### Problem to work on
In this material, which lines include the string "Rangordna"? Show them.

### Listed records
········

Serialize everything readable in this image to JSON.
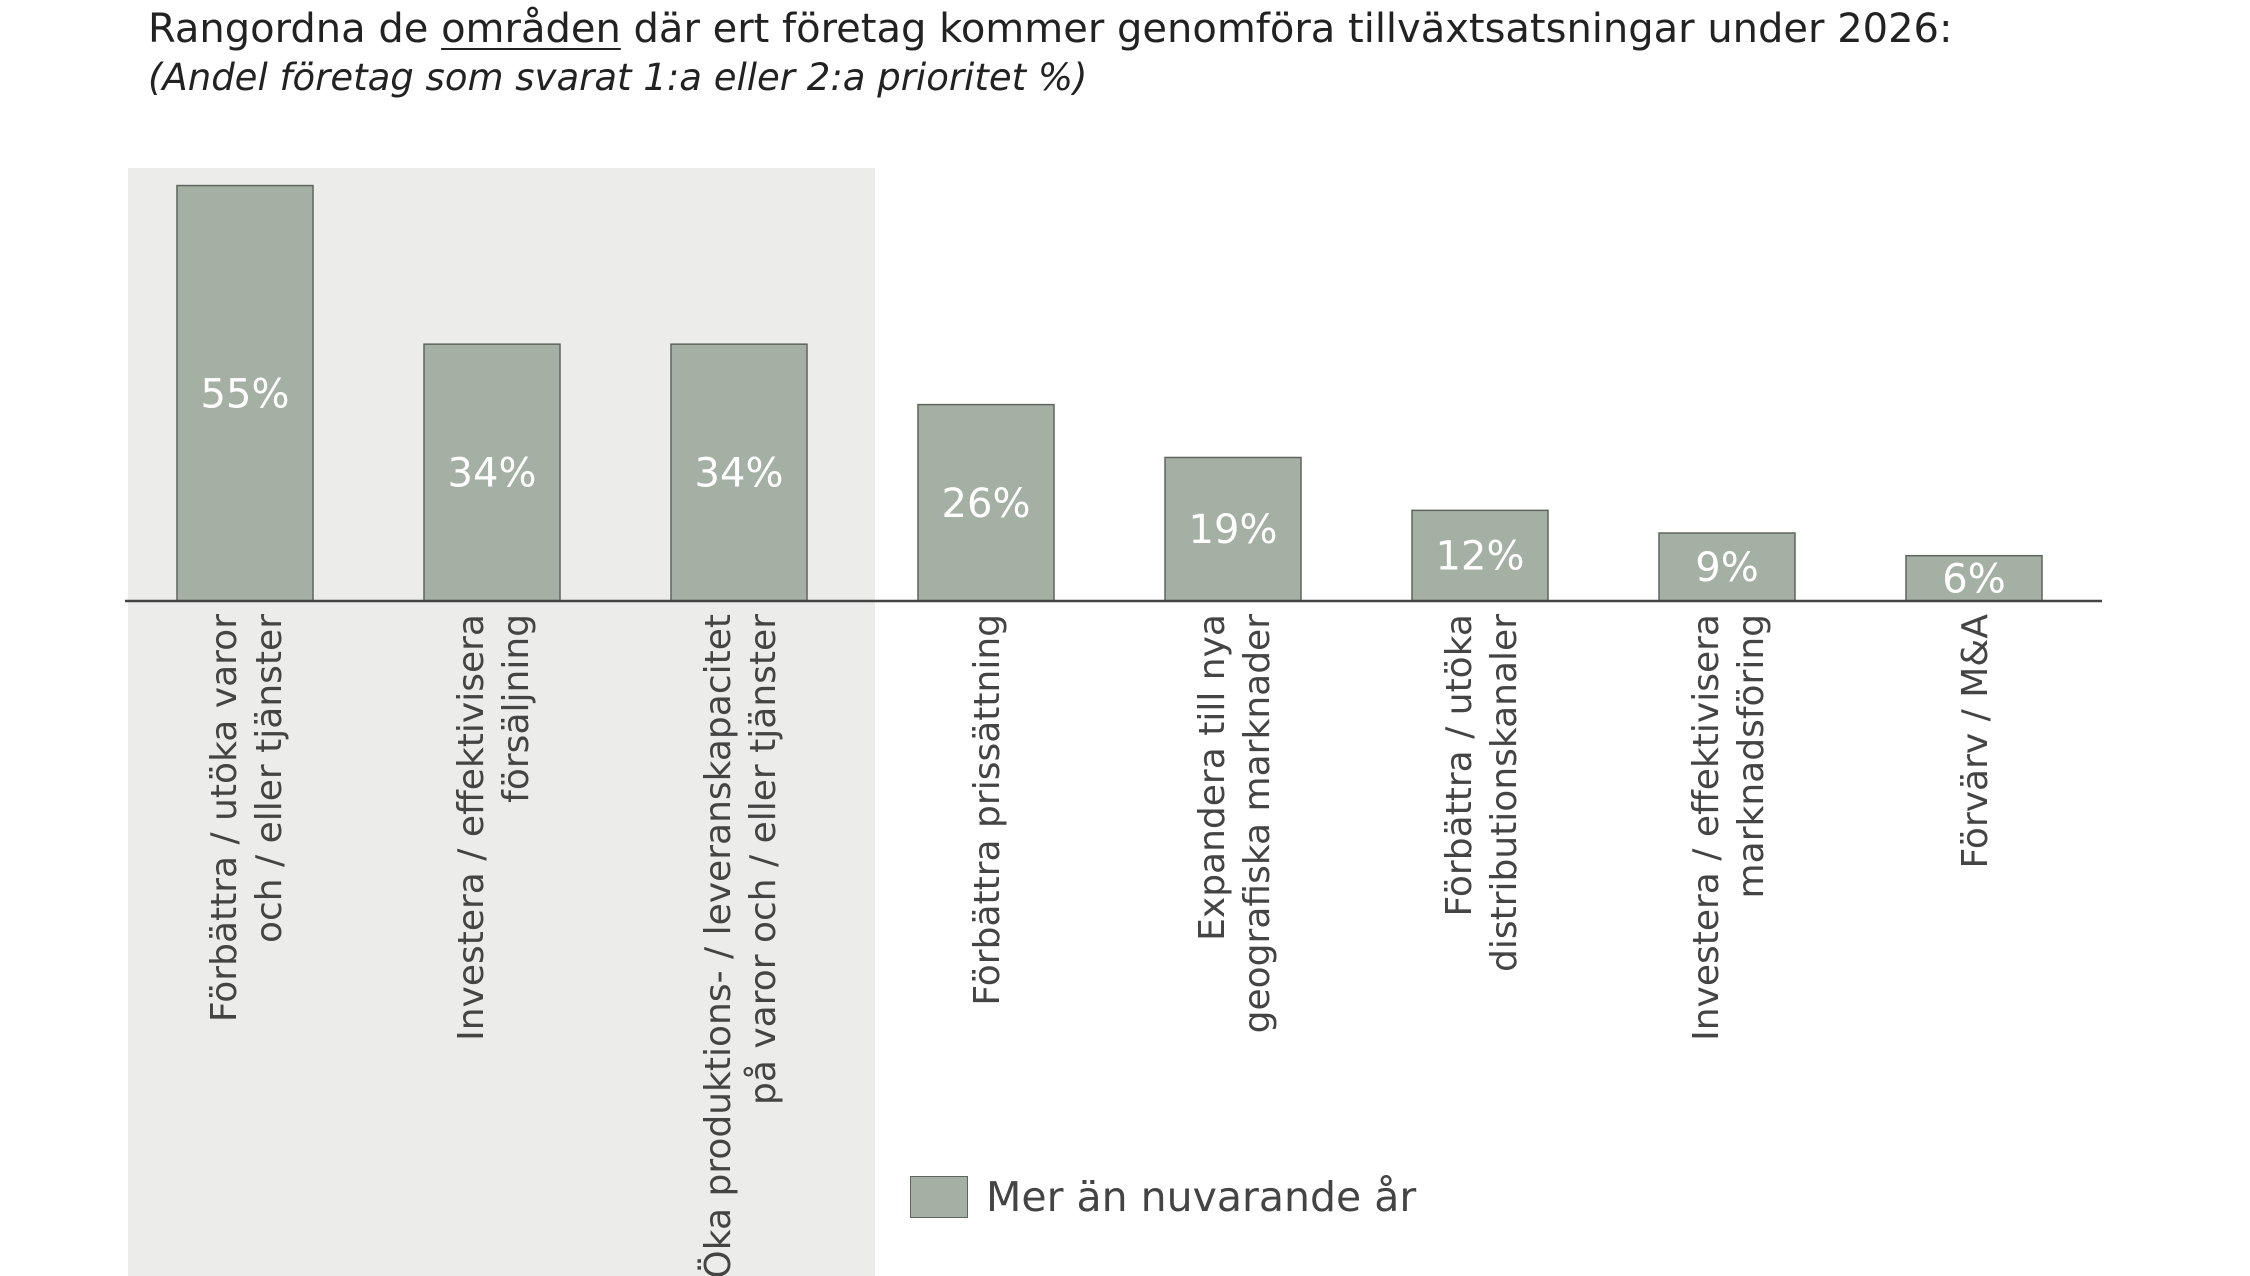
{
  "title": {
    "prefix": "Rangordna de ",
    "underlined": "områden",
    "suffix": " där ert företag kommer genomföra tillväxtsatsningar under 2026:"
  },
  "subtitle": "(Andel företag som svarat 1:a eller 2:a prioritet %)",
  "legend": {
    "label": "Mer än nuvarande år"
  },
  "colors": {
    "bar": "#a5b0a4",
    "bar_stroke": "#5e655e",
    "highlight_band": "#ecedea",
    "axis": "#444444",
    "value_label": "#ffffff",
    "category_label": "#444444"
  },
  "chart_data": {
    "type": "bar",
    "title": "Rangordna de områden där ert företag kommer genomföra tillväxtsatsningar under 2026:",
    "subtitle": "(Andel företag som svarat 1:a eller 2:a prioritet %)",
    "categories": [
      [
        "Förbättra / utöka varor",
        "och / eller tjänster"
      ],
      [
        "Investera / effektivisera",
        "försäljning"
      ],
      [
        "Öka produktions- / leveranskapacitet",
        "på varor och / eller tjänster"
      ],
      [
        "Förbättra prissättning"
      ],
      [
        "Expandera till nya",
        "geografiska marknader"
      ],
      [
        "Förbättra / utöka",
        "distributionskanaler"
      ],
      [
        "Investera / effektivisera",
        "marknadsföring"
      ],
      [
        "Förvärv / M&A"
      ]
    ],
    "series": [
      {
        "name": "Mer än nuvarande år",
        "values": [
          55,
          34,
          34,
          26,
          19,
          12,
          9,
          6
        ]
      }
    ],
    "value_labels": [
      "55%",
      "34%",
      "34%",
      "26%",
      "19%",
      "12%",
      "9%",
      "6%"
    ],
    "highlighted_categories": [
      0,
      1,
      2
    ],
    "ylim": [
      0,
      56
    ],
    "grid": false,
    "legend_position": "bottom-center",
    "category_label_orientation": "vertical"
  }
}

········

### Answer
    "prefix": "Rangordna de ",
    "title": "Rangordna de områden där ert företag kommer genomföra tillväxtsatsningar under 2026:",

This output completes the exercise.